• [Given instruction]: Extract the records in full, leaving every picture out.

• [Excerpted records]:
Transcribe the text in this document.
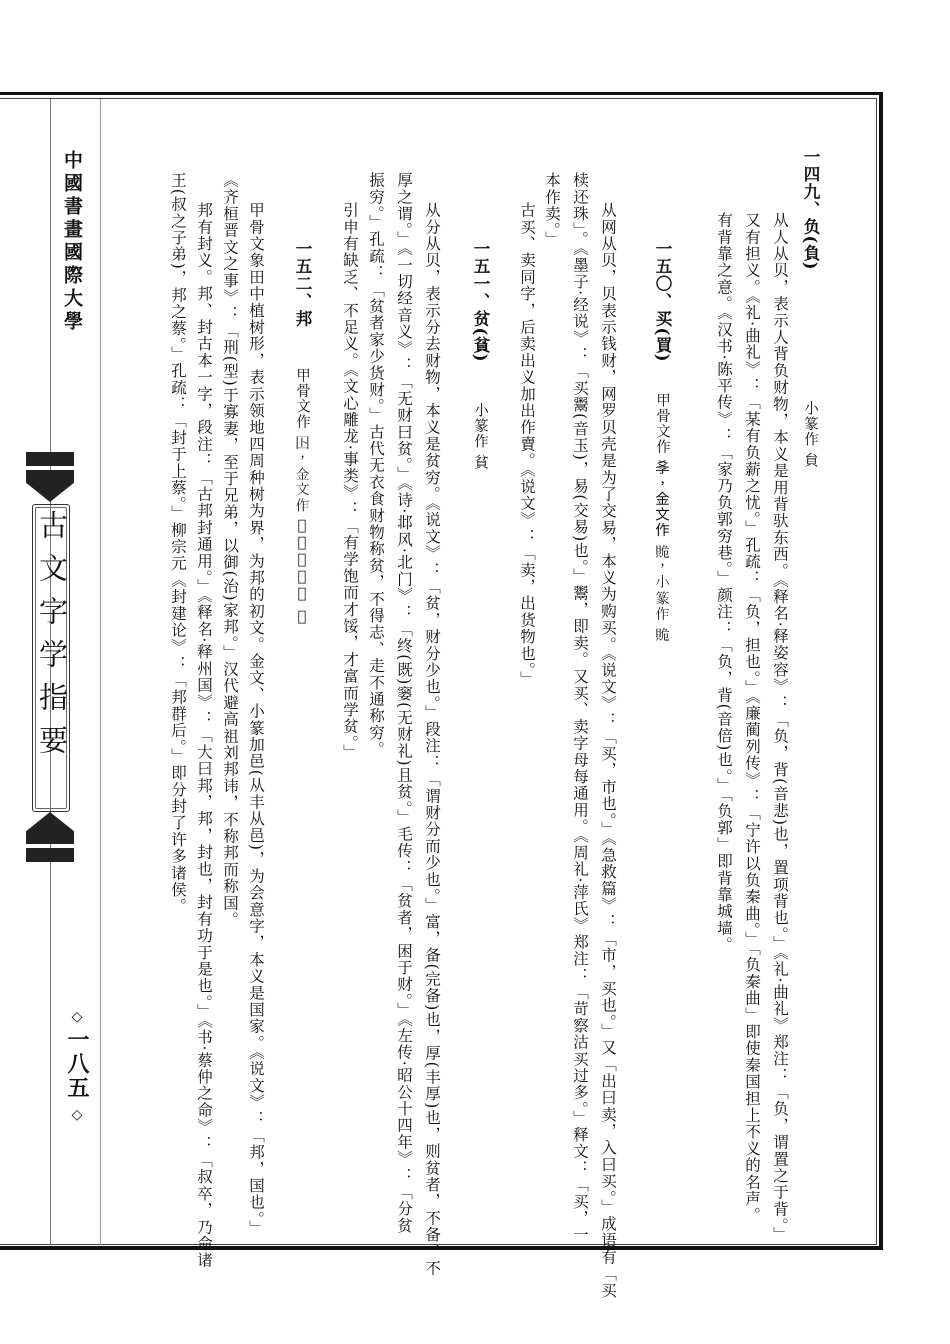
中國書畫國際大學
古文字学指要
◇
一八五
◇
一四九、负(負)小篆作 貟
从人从贝，表示人背负财物，本义是用背驮东西。《释名·释姿容》：「负，背(音悲)也，置项背也。」《礼·曲礼》郑注：「负，谓置之于背。」
又有担义。《礼·曲礼》：「某有负薪之忧。」孔疏：「负，担也。」《廉蔺列传》：「宁许以负秦曲。」「负秦曲」即使秦国担上不义的名声。
有背靠之意。《汉书·陈平传》：「家乃负郭穷巷。」颜注：「负，背(音倍)也。」「负郭」即背靠城墙。
一五〇、买(買)甲骨文作 𡥈，金文作 𧵥，小篆作 𧵥
从网从贝，贝表示钱财，网罗贝壳是为了交易，本义为购买。《说文》：「买，市也。」《急救篇》：「市，买也。」又「出曰卖，入曰买。」成语有「买
椟还珠」。《墨子·经说》：「买鬻(音玉)，易(交易)也。」鬻，即卖。又买、卖字母每通用。《周礼·萍氏》郑注：「苛察沽买过多。」释文：「买，一
本作卖。」
古买、卖同字，后卖出义加出作賣。《说文》：「卖，出货物也。」
一五一、贫(貧)小篆作 貧
从分从贝，表示分去财物，本义是贫穷。《说文》：「贫，财分少也。」段注：「谓财分而少也。」富，备(完备)也，厚(丰厚)也，则贫者，不备、不
厚之谓。」《一切经音义》：「无财曰贫。」《诗·邶风·北门》：「终(既)窭(无财礼)且贫。」毛传：「贫者，困于财。」《左传·昭公十四年》：「分贫
振穷。」孔疏：「贫者家少货财。」古代无衣食财物称贫，不得志、走不通称穷。
引申有缺乏、不足义。《文心雕龙·事类》：「有学饱而才馁，才富而学贫。」
一五二、邦甲骨文作 𡆥，金文作 𨛜，小篆作 𨛜
甲骨文象田中植树形，表示领地四周种树为界，为邦的初文。金文、小篆加邑(从丰从邑)，为会意字，本义是国家。《说文》：「邦，国也。」
《齐桓晋文之事》：「刑(型)于寡妻，至于兄弟，以御(治)家邦。」汉代避高祖刘邦讳，不称邦而称国。
邦有封义。邦、封古本一字，段注：「古邦封通用。」《释名·释州国》：「大曰邦，邦，封也，封有功于是也。」《书·蔡仲之命》：「叔卒，乃命诸
王(叔之子弟)，邦之蔡。」孔疏：「封于上蔡。」柳宗元《封建论》：「邦群后。」即分封了许多诸侯。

• [Exercise answer]:
Transcribe the text in this document.
中國書畫國際大學
古文字学指要
◇
一八五
◇
一四九、负(負)小篆作 貟
从人从贝，表示人背负财物，本义是用背驮东西。《释名·释姿容》：「负，背(音悲)也，置项背也。」《礼·曲礼》郑注：「负，谓置之于背。」
又有担义。《礼·曲礼》：「某有负薪之忧。」孔疏：「负，担也。」《廉蔺列传》：「宁许以负秦曲。」「负秦曲」即使秦国担上不义的名声。
有背靠之意。《汉书·陈平传》：「家乃负郭穷巷。」颜注：「负，背(音倍)也。」「负郭」即背靠城墙。
一五〇、买(買)甲骨文作 𡥈，金文作 𧵥，小篆作 𧵥
从网从贝，贝表示钱财，网罗贝壳是为了交易，本义为购买。《说文》：「买，市也。」《急救篇》：「市，买也。」又「出曰卖，入曰买。」成语有「买
椟还珠」。《墨子·经说》：「买鬻(音玉)，易(交易)也。」鬻，即卖。又买、卖字母每通用。《周礼·萍氏》郑注：「苛察沽买过多。」释文：「买，一
本作卖。」
古买、卖同字，后卖出义加出作賣。《说文》：「卖，出货物也。」
一五一、贫(貧)小篆作 貧
从分从贝，表示分去财物，本义是贫穷。《说文》：「贫，财分少也。」段注：「谓财分而少也。」富，备(完备)也，厚(丰厚)也，则贫者，不备、不
厚之谓。」《一切经音义》：「无财曰贫。」《诗·邶风·北门》：「终(既)窭(无财礼)且贫。」毛传：「贫者，困于财。」《左传·昭公十四年》：「分贫
振穷。」孔疏：「贫者家少货财。」古代无衣食财物称贫，不得志、走不通称穷。
引申有缺乏、不足义。《文心雕龙·事类》：「有学饱而才馁，才富而学贫。」
一五二、邦甲骨文作 𡆥，金文作 𨛜，小篆作 𨛜
甲骨文象田中植树形，表示领地四周种树为界，为邦的初文。金文、小篆加邑(从丰从邑)，为会意字，本义是国家。《说文》：「邦，国也。」
《齐桓晋文之事》：「刑(型)于寡妻，至于兄弟，以御(治)家邦。」汉代避高祖刘邦讳，不称邦而称国。
邦有封义。邦、封古本一字，段注：「古邦封通用。」《释名·释州国》：「大曰邦，邦，封也，封有功于是也。」《书·蔡仲之命》：「叔卒，乃命诸
王(叔之子弟)，邦之蔡。」孔疏：「封于上蔡。」柳宗元《封建论》：「邦群后。」即分封了许多诸侯。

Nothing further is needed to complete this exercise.